----- GIVEN ENTRIES

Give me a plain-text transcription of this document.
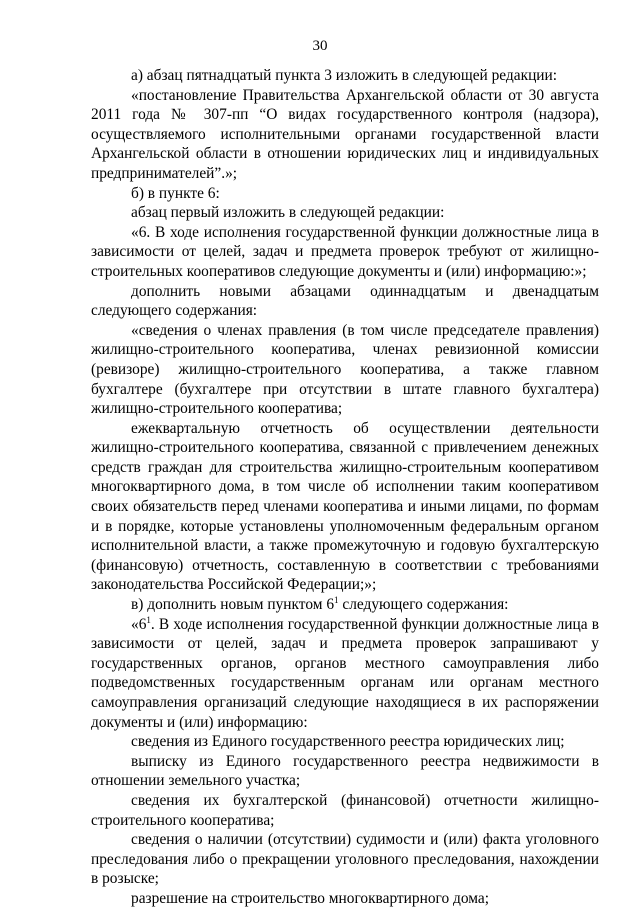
30

а) абзац пятнадцатый пункта 3 изложить в следующей редакции:

«постановление Правительства Архангельской области от 30 августа 2011 года № 307-пп “О видах государственного контроля (надзора), осуществляемого исполнительными органами государственной власти Архангельской области в отношении юридических лиц и индивидуальных предпринимателей”.»;

б) в пункте 6:

абзац первый изложить в следующей редакции:

«6. В ходе исполнения государственной функции должностные лица в зависимости от целей, задач и предмета проверок требуют от жилищно-строительных кооперативов следующие документы и (или) информацию:»;

дополнить новыми абзацами одиннадцатым и двенадцатым следующего содержания:

«сведения о членах правления (в том числе председателе правления) жилищно-строительного кооператива, членах ревизионной комиссии (ревизоре) жилищно-строительного кооператива, а также главном бухгалтере (бухгалтере при отсутствии в штате главного бухгалтера) жилищно-строительного кооператива;

ежеквартальную отчетность об осуществлении деятельности жилищно-строительного кооператива, связанной с привлечением денежных средств граждан для строительства жилищно-строительным кооперативом многоквартирного дома, в том числе об исполнении таким кооперативом своих обязательств перед членами кооператива и иными лицами, по формам и в порядке, которые установлены уполномоченным федеральным органом исполнительной власти, а также промежуточную и годовую бухгалтерскую (финансовую) отчетность, составленную в соответствии с требованиями законодательства Российской Федерации;»;

в) дополнить новым пунктом $6^1$ следующего содержания:

«$6^1$. В ходе исполнения государственной функции должностные лица в зависимости от целей, задач и предмета проверок запрашивают у государственных органов, органов местного самоуправления либо подведомственных государственным органам или органам местного самоуправления организаций следующие находящиеся в их распоряжении документы и (или) информацию:

сведения из Единого государственного реестра юридических лиц;

выписку из Единого государственного реестра недвижимости в отношении земельного участка;

сведения их бухгалтерской (финансовой) отчетности жилищно-строительного кооператива;

сведения о наличии (отсутствии) судимости и (или) факта уголовного преследования либо о прекращении уголовного преследования, нахождении в розыске;

разрешение на строительство многоквартирного дома;
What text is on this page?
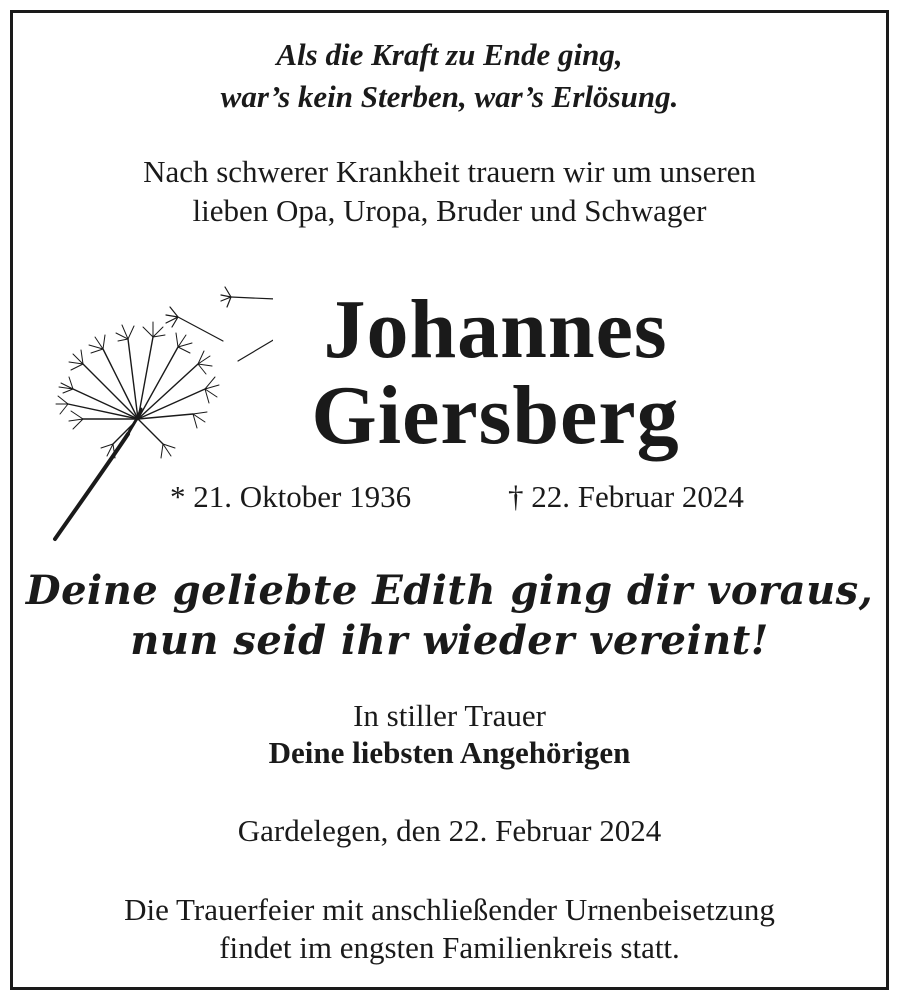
Als die Kraft zu Ende ging,
war’s kein Sterben, war’s Erlösung.
Nach schwerer Krankheit trauern wir um unseren
lieben Opa, Uropa, Bruder und Schwager
Johannes
Giersberg
* 21. Oktober 1936	† 22. Februar 2024
Deine geliebte Edith ging dir voraus,
nun seid ihr wieder vereint!
In stiller Trauer
Deine liebsten Angehörigen
Gardelegen, den 22. Februar 2024
Die Trauerfeier mit anschließender Urnenbeisetzung
findet im engsten Familienkreis statt.
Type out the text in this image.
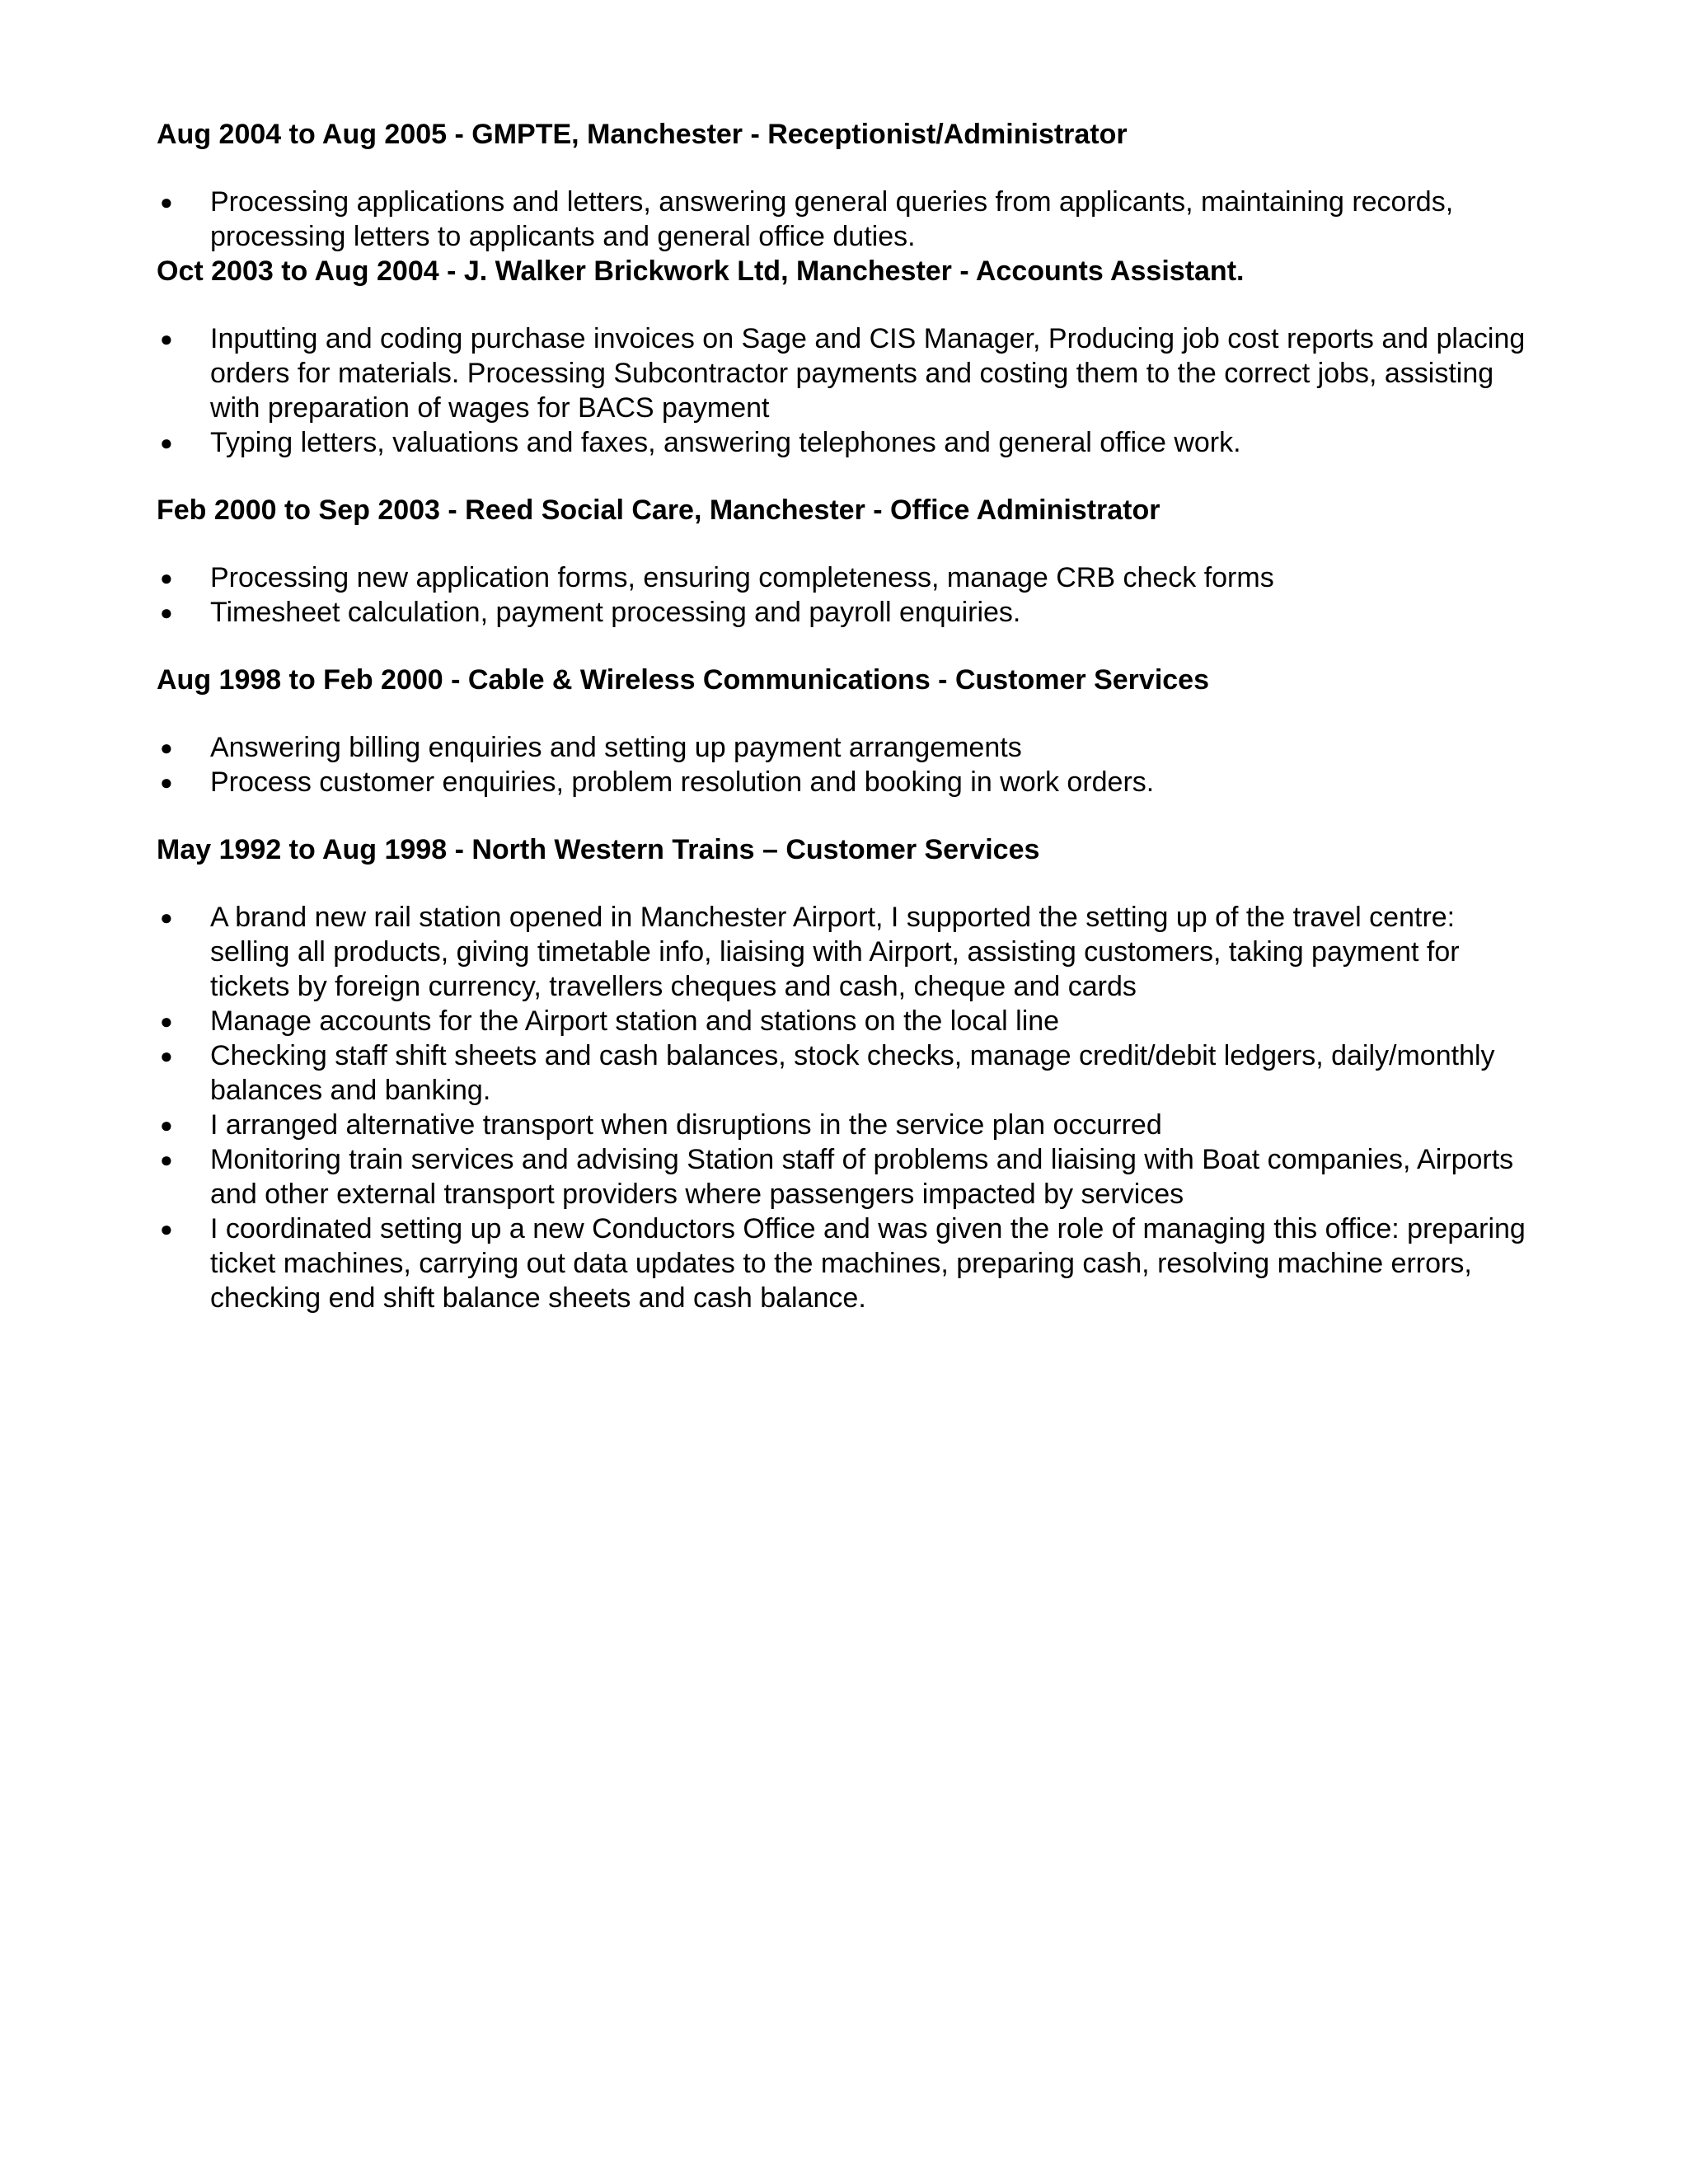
Aug 2004 to Aug 2005 - GMPTE, Manchester - Receptionist/Administrator

● Processing applications and letters, answering general queries from applicants, maintaining records, processing letters to applicants and general office duties.

Oct 2003 to Aug 2004 - J. Walker Brickwork Ltd, Manchester - Accounts Assistant.

● Inputting and coding purchase invoices on Sage and CIS Manager, Producing job cost reports and placing orders for materials. Processing Subcontractor payments and costing them to the correct jobs, assisting with preparation of wages for BACS payment
● Typing letters, valuations and faxes, answering telephones and general office work.

Feb 2000 to Sep 2003 - Reed Social Care, Manchester - Office Administrator

● Processing new application forms, ensuring completeness, manage CRB check forms
● Timesheet calculation, payment processing and payroll enquiries.

Aug 1998 to Feb 2000 - Cable & Wireless Communications - Customer Services

● Answering billing enquiries and setting up payment arrangements
● Process customer enquiries, problem resolution and booking in work orders.

May 1992 to Aug 1998 - North Western Trains – Customer Services

● A brand new rail station opened in Manchester Airport, I supported the setting up of the travel centre: selling all products, giving timetable info, liaising with Airport, assisting customers, taking payment for tickets by foreign currency, travellers cheques and cash, cheque and cards
● Manage accounts for the Airport station and stations on the local line
● Checking staff shift sheets and cash balances, stock checks, manage credit/debit ledgers, daily/monthly balances and banking.
● I arranged alternative transport when disruptions in the service plan occurred
● Monitoring train services and advising Station staff of problems and liaising with Boat companies, Airports and other external transport providers where passengers impacted by services
● I coordinated setting up a new Conductors Office and was given the role of managing this office: preparing ticket machines, carrying out data updates to the machines, preparing cash, resolving machine errors, checking end shift balance sheets and cash balance.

----------

## REQUIRED TASK:
Give every record back exactly as it reads, with no images.

## FULL SOLUTION:
Give me a plain-text transcription of this document.
30

а) абзац пятнадцатый пункта 3 изложить в следующей редакции:

«постановление Правительства Архангельской области от 30 августа 2011 года № 307-пп “О видах государственного контроля (надзора), осуществляемого исполнительными органами государственной власти Архангельской области в отношении юридических лиц и индивидуальных предпринимателей”.»;

б) в пункте 6:

абзац первый изложить в следующей редакции:

«6. В ходе исполнения государственной функции должностные лица в зависимости от целей, задач и предмета проверок требуют от жилищно-строительных кооперативов следующие документы и (или) информацию:»;

дополнить новыми абзацами одиннадцатым и двенадцатым следующего содержания:

«сведения о членах правления (в том числе председателе правления) жилищно-строительного кооператива, членах ревизионной комиссии (ревизоре) жилищно-строительного кооператива, а также главном бухгалтере (бухгалтере при отсутствии в штате главного бухгалтера) жилищно-строительного кооператива;

ежеквартальную отчетность об осуществлении деятельности жилищно-строительного кооператива, связанной с привлечением денежных средств граждан для строительства жилищно-строительным кооперативом многоквартирного дома, в том числе об исполнении таким кооперативом своих обязательств перед членами кооператива и иными лицами, по формам и в порядке, которые установлены уполномоченным федеральным органом исполнительной власти, а также промежуточную и годовую бухгалтерскую (финансовую) отчетность, составленную в соответствии с требованиями законодательства Российской Федерации;»;

в) дополнить новым пунктом $6^1$ следующего содержания:

«$6^1$. В ходе исполнения государственной функции должностные лица в зависимости от целей, задач и предмета проверок запрашивают у государственных органов, органов местного самоуправления либо подведомственных государственным органам или органам местного самоуправления организаций следующие находящиеся в их распоряжении документы и (или) информацию:

сведения из Единого государственного реестра юридических лиц;

выписку из Единого государственного реестра недвижимости в отношении земельного участка;

сведения их бухгалтерской (финансовой) отчетности жилищно-строительного кооператива;

сведения о наличии (отсутствии) судимости и (или) факта уголовного преследования либо о прекращении уголовного преследования, нахождении в розыске;

разрешение на строительство многоквартирного дома;
What text is on this page?
Als die Kraft zu Ende ging,
war’s kein Sterben, war’s Erlösung.
Nach schwerer Krankheit trauern wir um unseren
lieben Opa, Uropa, Bruder und Schwager
Johannes
Giersberg
* 21. Oktober 1936	† 22. Februar 2024
Deine geliebte Edith ging dir voraus,
nun seid ihr wieder vereint!
In stiller Trauer
Deine liebsten Angehörigen
Gardelegen, den 22. Februar 2024
Die Trauerfeier mit anschließender Urnenbeisetzung
findet im engsten Familienkreis statt.
Type out the text in this image.
Aug 2004 to Aug 2005 - GMPTE, Manchester - Receptionist/Administrator

● Processing applications and letters, answering general queries from applicants, maintaining records, processing letters to applicants and general office duties.

Oct 2003 to Aug 2004 - J. Walker Brickwork Ltd, Manchester - Accounts Assistant.

● Inputting and coding purchase invoices on Sage and CIS Manager, Producing job cost reports and placing orders for materials. Processing Subcontractor payments and costing them to the correct jobs, assisting with preparation of wages for BACS payment
● Typing letters, valuations and faxes, answering telephones and general office work.

Feb 2000 to Sep 2003 - Reed Social Care, Manchester - Office Administrator

● Processing new application forms, ensuring completeness, manage CRB check forms
● Timesheet calculation, payment processing and payroll enquiries.

Aug 1998 to Feb 2000 - Cable & Wireless Communications - Customer Services

● Answering billing enquiries and setting up payment arrangements
● Process customer enquiries, problem resolution and booking in work orders.

May 1992 to Aug 1998 - North Western Trains – Customer Services

● A brand new rail station opened in Manchester Airport, I supported the setting up of the travel centre: selling all products, giving timetable info, liaising with Airport, assisting customers, taking payment for tickets by foreign currency, travellers cheques and cash, cheque and cards
● Manage accounts for the Airport station and stations on the local line
● Checking staff shift sheets and cash balances, stock checks, manage credit/debit ledgers, daily/monthly balances and banking.
● I arranged alternative transport when disruptions in the service plan occurred
● Monitoring train services and advising Station staff of problems and liaising with Boat companies, Airports and other external transport providers where passengers impacted by services
● I coordinated setting up a new Conductors Office and was given the role of managing this office: preparing ticket machines, carrying out data updates to the machines, preparing cash, resolving machine errors, checking end shift balance sheets and cash balance.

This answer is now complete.